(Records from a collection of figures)
----
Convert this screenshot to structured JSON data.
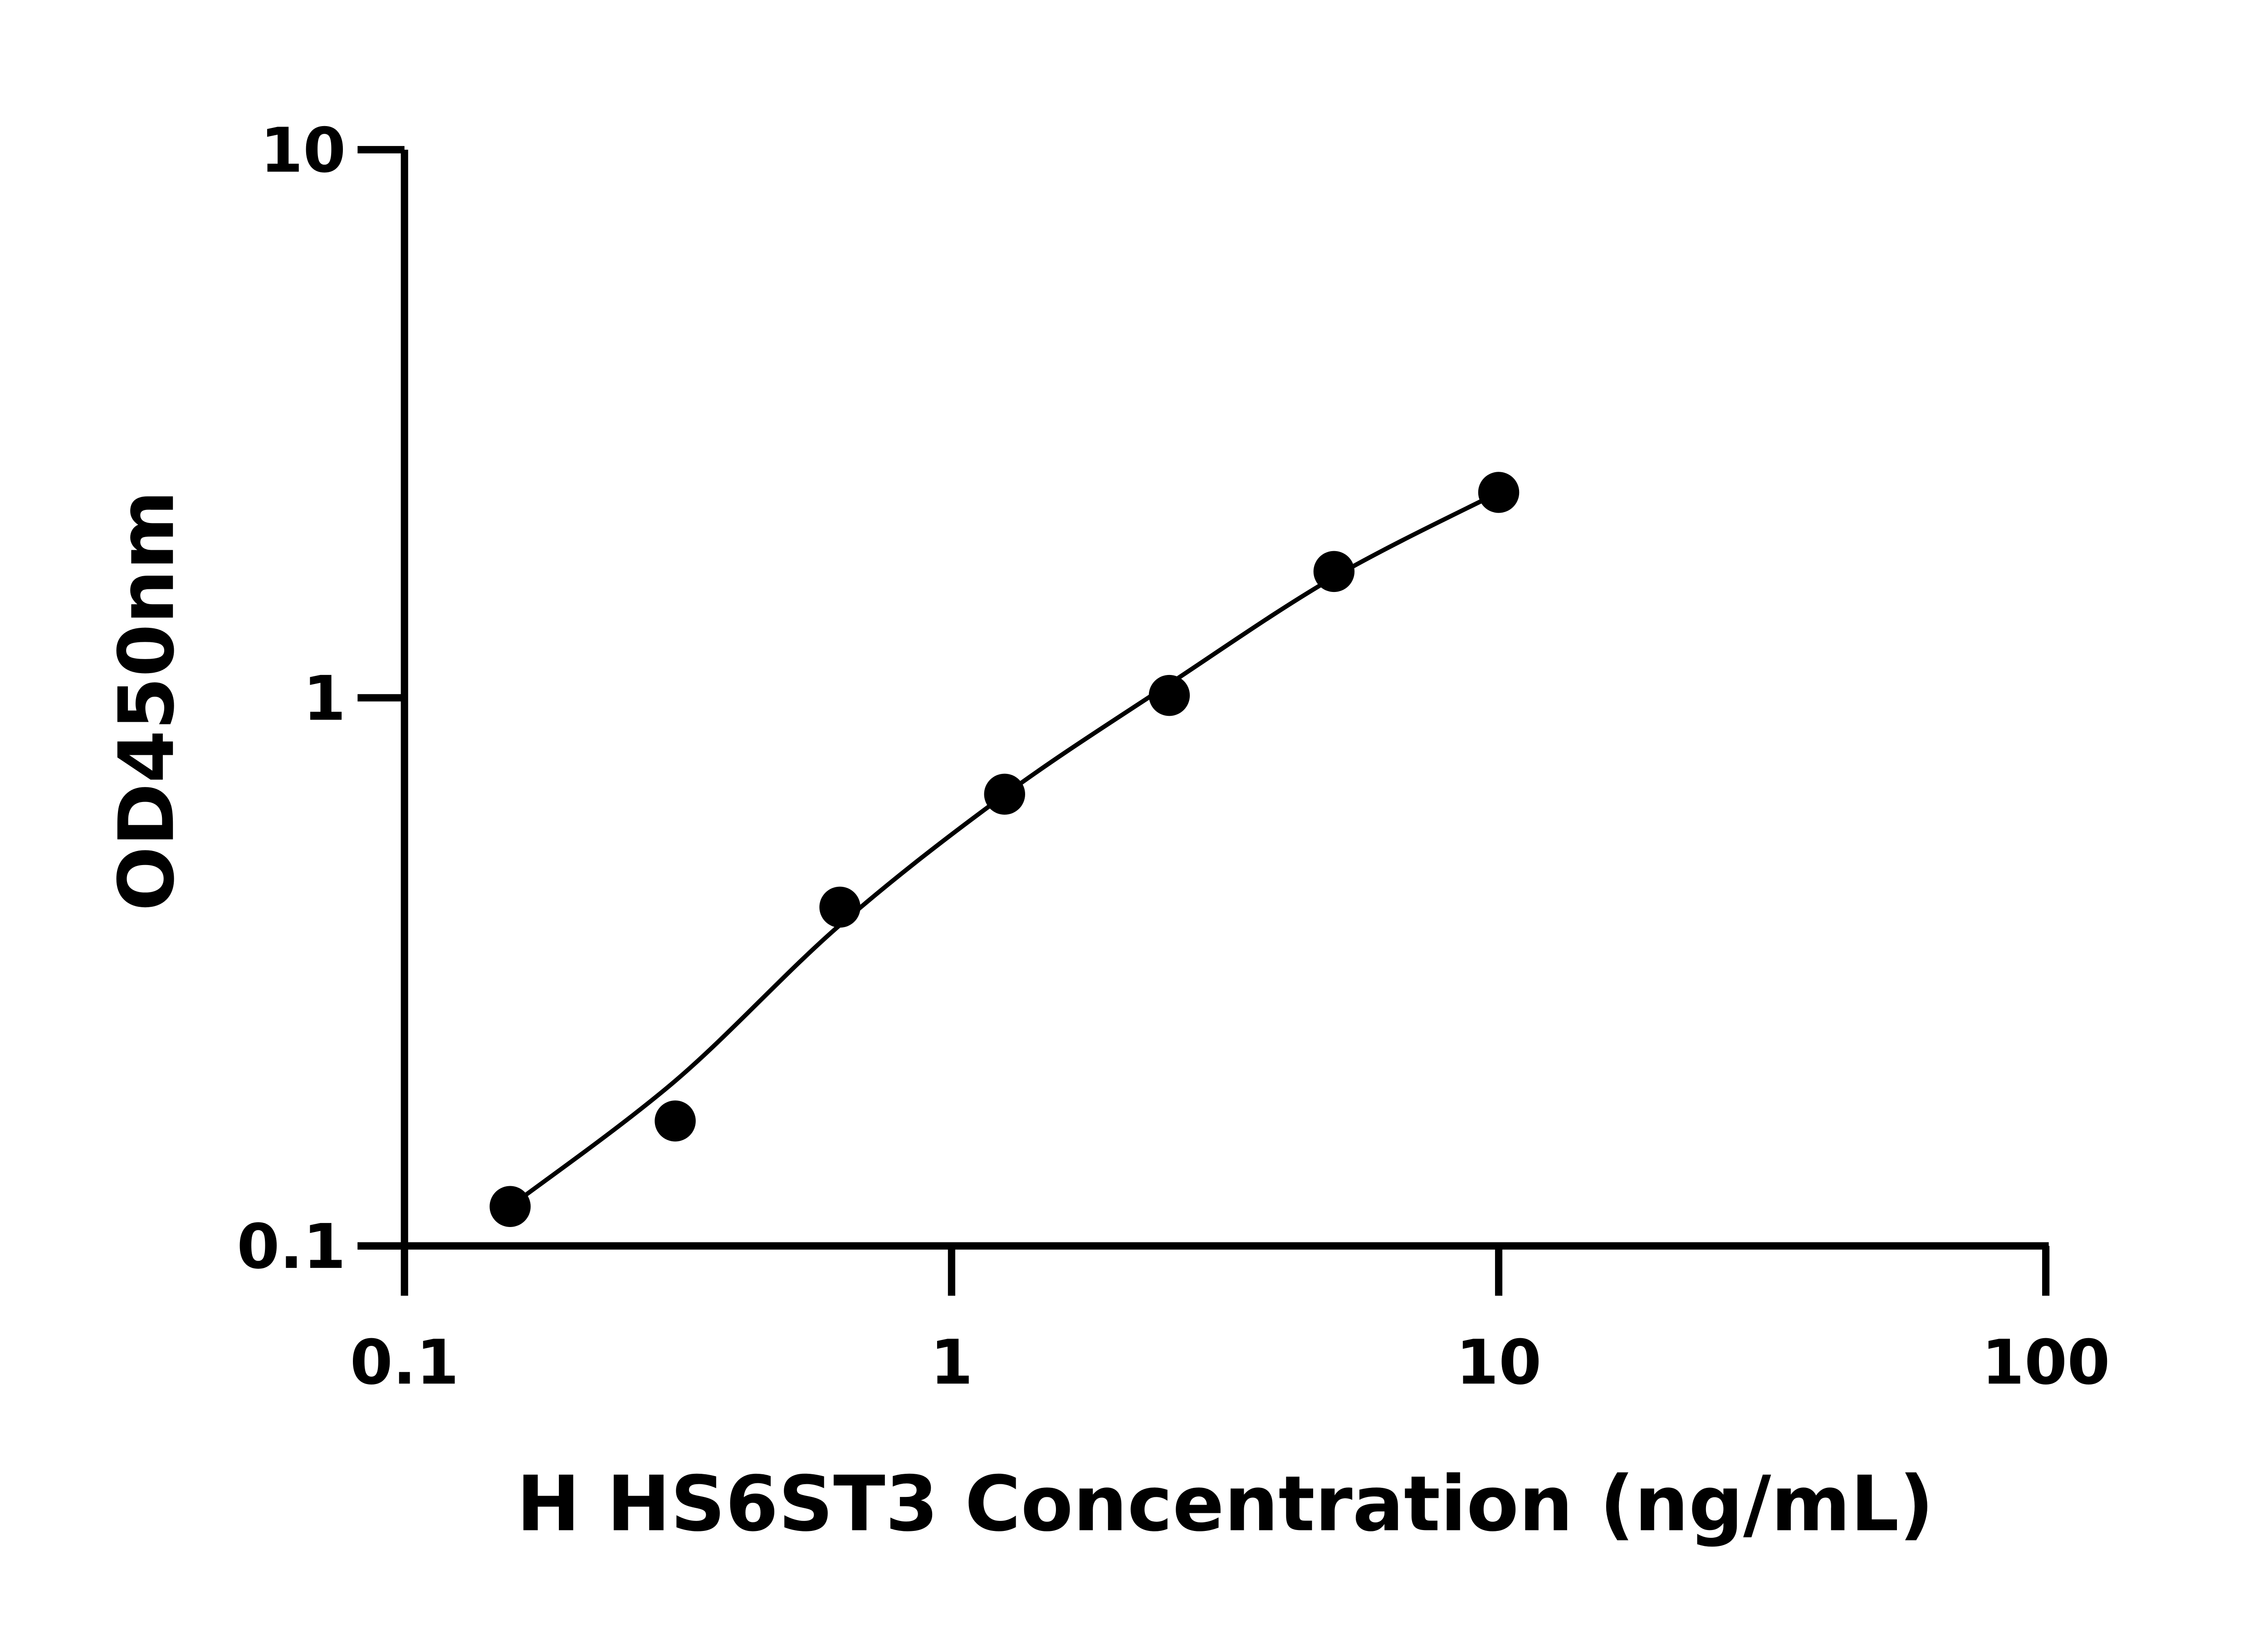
{
  "chart_data": {
    "type": "scatter",
    "title": "",
    "xlabel": "H HS6ST3 Concentration (ng/mL)",
    "ylabel": "OD450nm",
    "x_scale": "log",
    "y_scale": "log",
    "xlim": [
      0.1,
      100
    ],
    "ylim": [
      0.1,
      10
    ],
    "x_ticks": [
      "0.1",
      "1",
      "10",
      "100"
    ],
    "y_ticks": [
      "0.1",
      "1",
      "10"
    ],
    "grid": false,
    "legend": "none",
    "series": [
      {
        "style": "points",
        "color": "#000000",
        "x": [
          0.156,
          0.3125,
          0.625,
          1.25,
          2.5,
          5,
          10
        ],
        "y": [
          0.118,
          0.169,
          0.415,
          0.667,
          1.01,
          1.7,
          2.37
        ]
      },
      {
        "style": "fit-curve",
        "color": "#000000",
        "x": [
          0.156,
          0.3125,
          0.625,
          1.25,
          2.5,
          5,
          10
        ],
        "y": [
          0.118,
          0.2,
          0.385,
          0.665,
          1.06,
          1.66,
          2.37
        ]
      }
    ]
  }
}
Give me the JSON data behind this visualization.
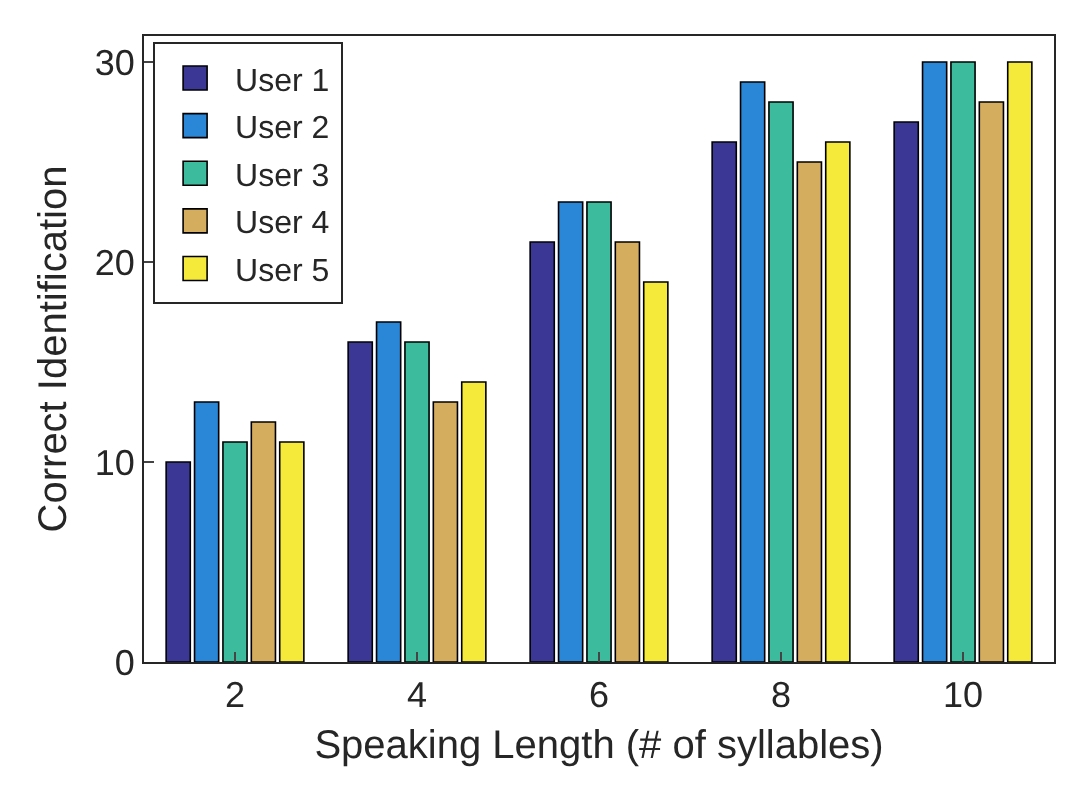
{
  "chart_data": {
    "type": "bar",
    "xlabel": "Speaking Length (# of syllables)",
    "ylabel": "Correct Identification",
    "categories": [
      "2",
      "4",
      "6",
      "8",
      "10"
    ],
    "series": [
      {
        "name": "User 1",
        "color": "#3b3895",
        "values": [
          10,
          16,
          21,
          26,
          27
        ]
      },
      {
        "name": "User 2",
        "color": "#2a86d6",
        "values": [
          13,
          17,
          23,
          29,
          30
        ]
      },
      {
        "name": "User 3",
        "color": "#3dbc9d",
        "values": [
          11,
          16,
          23,
          28,
          30
        ]
      },
      {
        "name": "User 4",
        "color": "#d5ad5f",
        "values": [
          12,
          13,
          21,
          25,
          28
        ]
      },
      {
        "name": "User 5",
        "color": "#f5ea3a",
        "values": [
          11,
          14,
          19,
          26,
          30
        ]
      }
    ],
    "ylim": [
      0,
      31.3
    ],
    "yticks": [
      0,
      10,
      20,
      30
    ],
    "grid": false,
    "legend": "top left"
  }
}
----
Transcribe every entry word for word, but omit the pictures.

Convert this screenshot to structured JSON data.
{
  "chart_data": {
    "type": "scatter",
    "title": "",
    "xlabel": "H HS6ST3 Concentration (ng/mL)",
    "ylabel": "OD450nm",
    "x_scale": "log",
    "y_scale": "log",
    "xlim": [
      0.1,
      100
    ],
    "ylim": [
      0.1,
      10
    ],
    "x_ticks": [
      "0.1",
      "1",
      "10",
      "100"
    ],
    "y_ticks": [
      "0.1",
      "1",
      "10"
    ],
    "grid": false,
    "legend": "none",
    "series": [
      {
        "style": "points",
        "color": "#000000",
        "x": [
          0.156,
          0.3125,
          0.625,
          1.25,
          2.5,
          5,
          10
        ],
        "y": [
          0.118,
          0.169,
          0.415,
          0.667,
          1.01,
          1.7,
          2.37
        ]
      },
      {
        "style": "fit-curve",
        "color": "#000000",
        "x": [
          0.156,
          0.3125,
          0.625,
          1.25,
          2.5,
          5,
          10
        ],
        "y": [
          0.118,
          0.2,
          0.385,
          0.665,
          1.06,
          1.66,
          2.37
        ]
      }
    ]
  }
}
Give me the JSON data behind this visualization.
{
  "chart_data": {
    "type": "bar",
    "xlabel": "Speaking Length (# of syllables)",
    "ylabel": "Correct Identification",
    "categories": [
      "2",
      "4",
      "6",
      "8",
      "10"
    ],
    "series": [
      {
        "name": "User 1",
        "color": "#3b3895",
        "values": [
          10,
          16,
          21,
          26,
          27
        ]
      },
      {
        "name": "User 2",
        "color": "#2a86d6",
        "values": [
          13,
          17,
          23,
          29,
          30
        ]
      },
      {
        "name": "User 3",
        "color": "#3dbc9d",
        "values": [
          11,
          16,
          23,
          28,
          30
        ]
      },
      {
        "name": "User 4",
        "color": "#d5ad5f",
        "values": [
          12,
          13,
          21,
          25,
          28
        ]
      },
      {
        "name": "User 5",
        "color": "#f5ea3a",
        "values": [
          11,
          14,
          19,
          26,
          30
        ]
      }
    ],
    "ylim": [
      0,
      31.3
    ],
    "yticks": [
      0,
      10,
      20,
      30
    ],
    "grid": false,
    "legend": "top left"
  }
}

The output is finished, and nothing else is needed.